What is asked. Report every line from the material that contains the word "NOVELTY".

Data entries
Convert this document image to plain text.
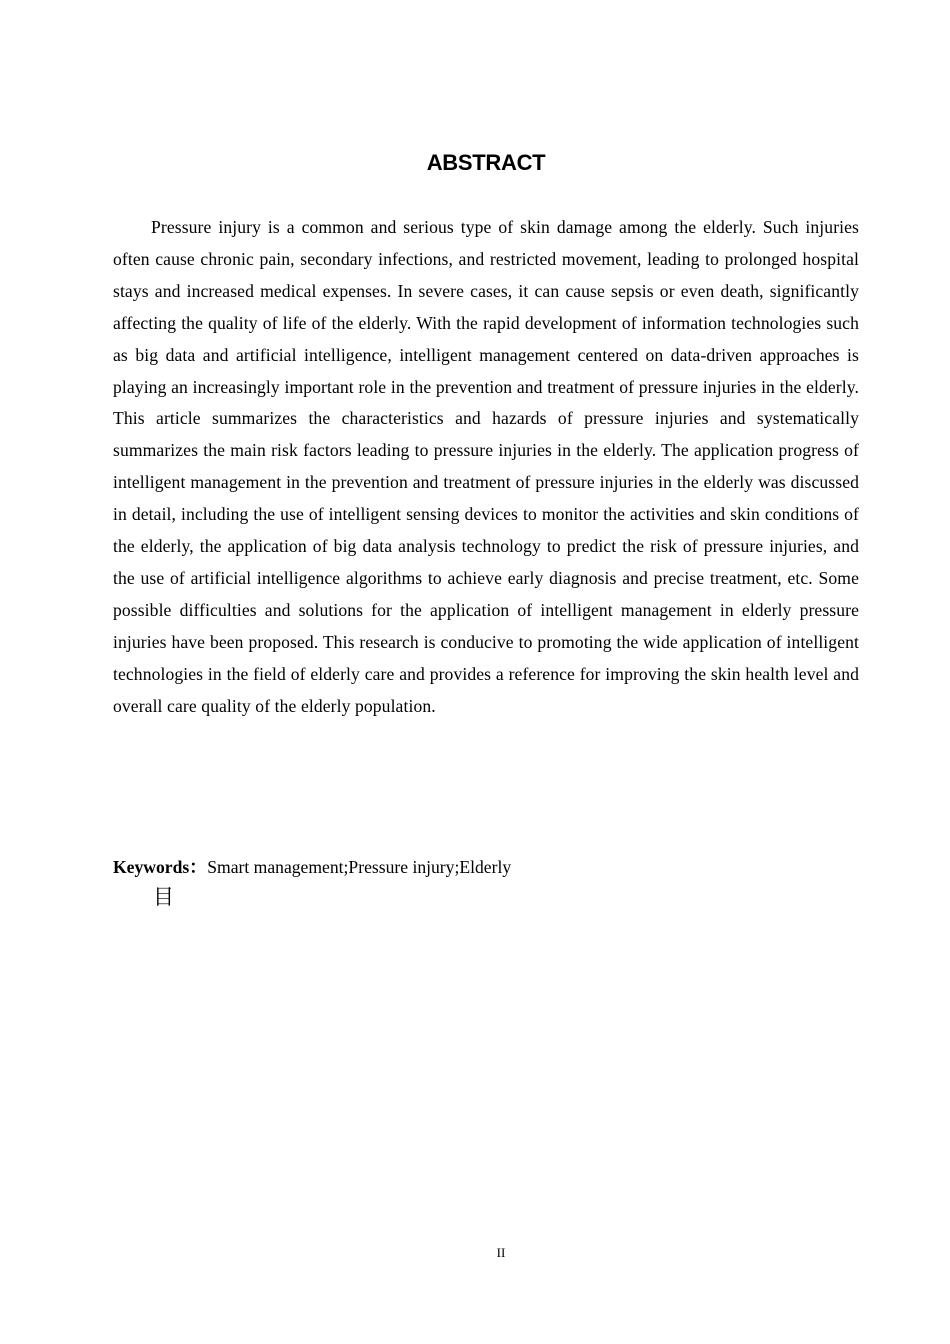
ABSTRACT

Pressure injury is a common and serious type of skin damage among the elderly. Such injuries often cause chronic pain, secondary infections, and restricted movement, leading to prolonged hospital stays and increased medical expenses. In severe cases, it can cause sepsis or even death, significantly affecting the quality of life of the elderly. With the rapid development of information technologies such as big data and artificial intelligence, intelligent management centered on data-driven approaches is playing an increasingly important role in the prevention and treatment of pressure injuries in the elderly. This article summarizes the characteristics and hazards of pressure injuries and systematically summarizes the main risk factors leading to pressure injuries in the elderly. The application progress of intelligent management in the prevention and treatment of pressure injuries in the elderly was discussed in detail, including the use of intelligent sensing devices to monitor the activities and skin conditions of the elderly, the application of big data analysis technology to predict the risk of pressure injuries, and the use of artificial intelligence algorithms to achieve early diagnosis and precise treatment, etc. Some possible difficulties and solutions for the application of intelligent management in elderly pressure injuries have been proposed. This research is conducive to promoting the wide application of intelligent technologies in the field of elderly care and provides a reference for improving the skin health level and overall care quality of the elderly population.

Keywords：Smart management;Pressure injury;Elderly

目
II
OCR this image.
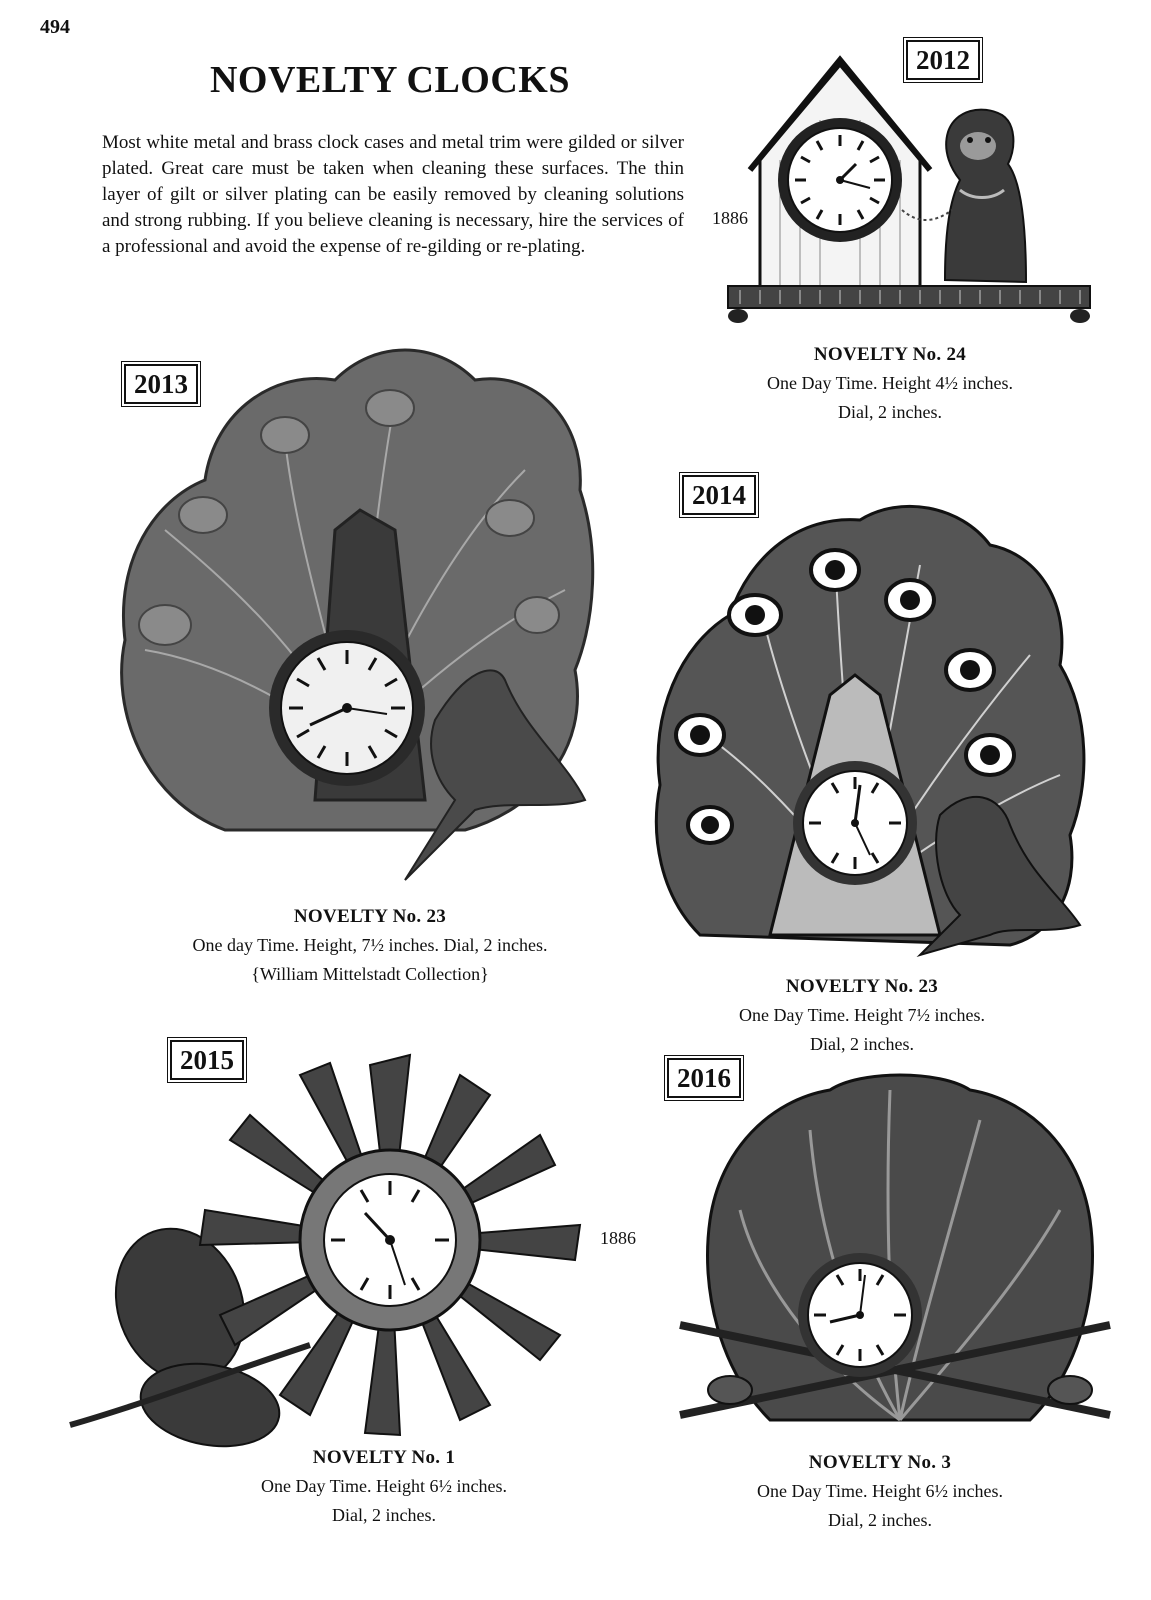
494
NOVELTY CLOCKS

Most white metal and brass clock cases and metal trim were gilded or silver plated. Great care must be taken when cleaning these surfaces. The thin layer of gilt or silver plating can be easily removed by cleaning solutions and strong rubbing. If you believe cleaning is necessary, hire the services of a professional and avoid the expense of re-gilding or re-plating.

2012
1886
NOVELTY No. 24
One Day Time. Height 4½ inches.
Dial, 2 inches.
2013
NOVELTY No. 23
One day Time. Height, 7½ inches. Dial, 2 inches.
{William Mittelstadt Collection}
2014
NOVELTY No. 23
One Day Time. Height 7½ inches.
Dial, 2 inches.
2015
1886
NOVELTY No. 1
One Day Time. Height 6½ inches.
Dial, 2 inches.
2016
NOVELTY No. 3
One Day Time. Height 6½ inches.
Dial, 2 inches.
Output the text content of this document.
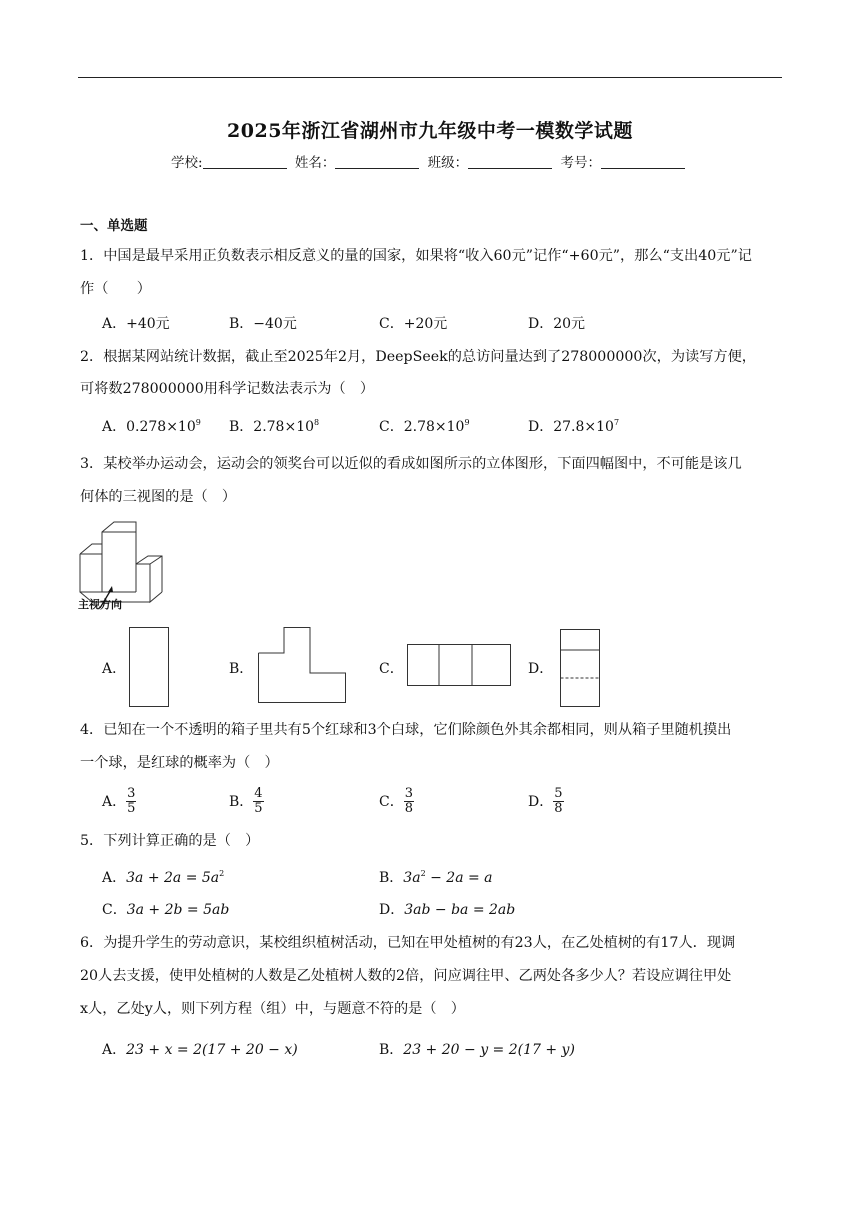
2025年浙江省湖州市九年级中考一模数学试题
学校:	姓名：	班级：	考号：
一、单选题
1．中国是最早采用正负数表示相反意义的量的国家，如果将“收入60元”记作“+60元”，那么“支出40元”记
作（　　）
A．+40元	B．−40元	C．+20元	D．20元
2．根据某网站统计数据，截止至2025年2月，DeepSeek的总访问量达到了278000000次，为读写方便，
可将数278000000用科学记数法表示为（　）
A．$0.278\times 10^9$ B．$2.78\times 10^8$	C．$2.78\times 10^9$	D．$27.8\times 10^7$
3．某校举办运动会，运动会的领奖台可以近似的看成如图所示的立体图形，下面四幅图中，不可能是该几
何体的三视图的是（　）
主视方向
A．	B．	C．	D．
4．已知在一个不透明的箱子里共有5个红球和3个白球，它们除颜色外其余都相同，则从箱子里随机摸出
一个球，是红球的概率为（　）
A． $\frac{3}{5}$	B． $\frac{4}{5}$	C． $\frac{3}{8}$	D． $\frac{5}{8}$
5．下列计算正确的是（　）
A．$3a + 2a = 5a^2$	B．$3a^2 - 2a = a$
C．3a + 2b = 5ab	D．3ab − ba = 2ab
6．为提升学生的劳动意识，某校组织植树活动，已知在甲处植树的有23人，在乙处植树的有17人．现调
20人去支援，使甲处植树的人数是乙处植树人数的2倍，问应调往甲、乙两处各多少人？若设应调往甲处
x人，乙处y人，则下列方程（组）中，与题意不符的是（　）
A．23 + x = 2(17 + 20 − x)	B．23 + 20 − y = 2(17 + y)
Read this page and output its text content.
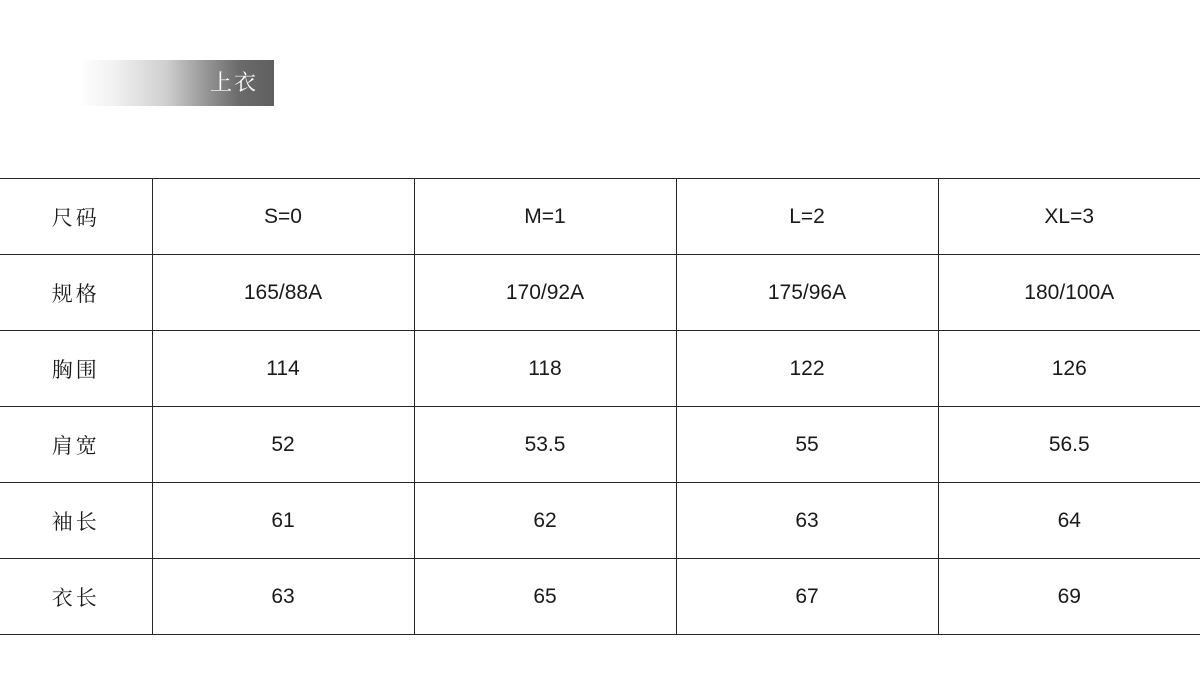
上衣
尺码	S=0	M=1	L=2	XL=3
规格	165/88A	170/92A	175/96A	180/100A
胸围	114	118	122	126
肩宽	52	53.5	55	56.5
袖长	61	62	63	64
衣长	63	65	67	69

Output of the exercise.
NOVELTY CLOCKS
NOVELTY No. 24
NOVELTY No. 23
NOVELTY No. 23
NOVELTY No. 1
NOVELTY No. 3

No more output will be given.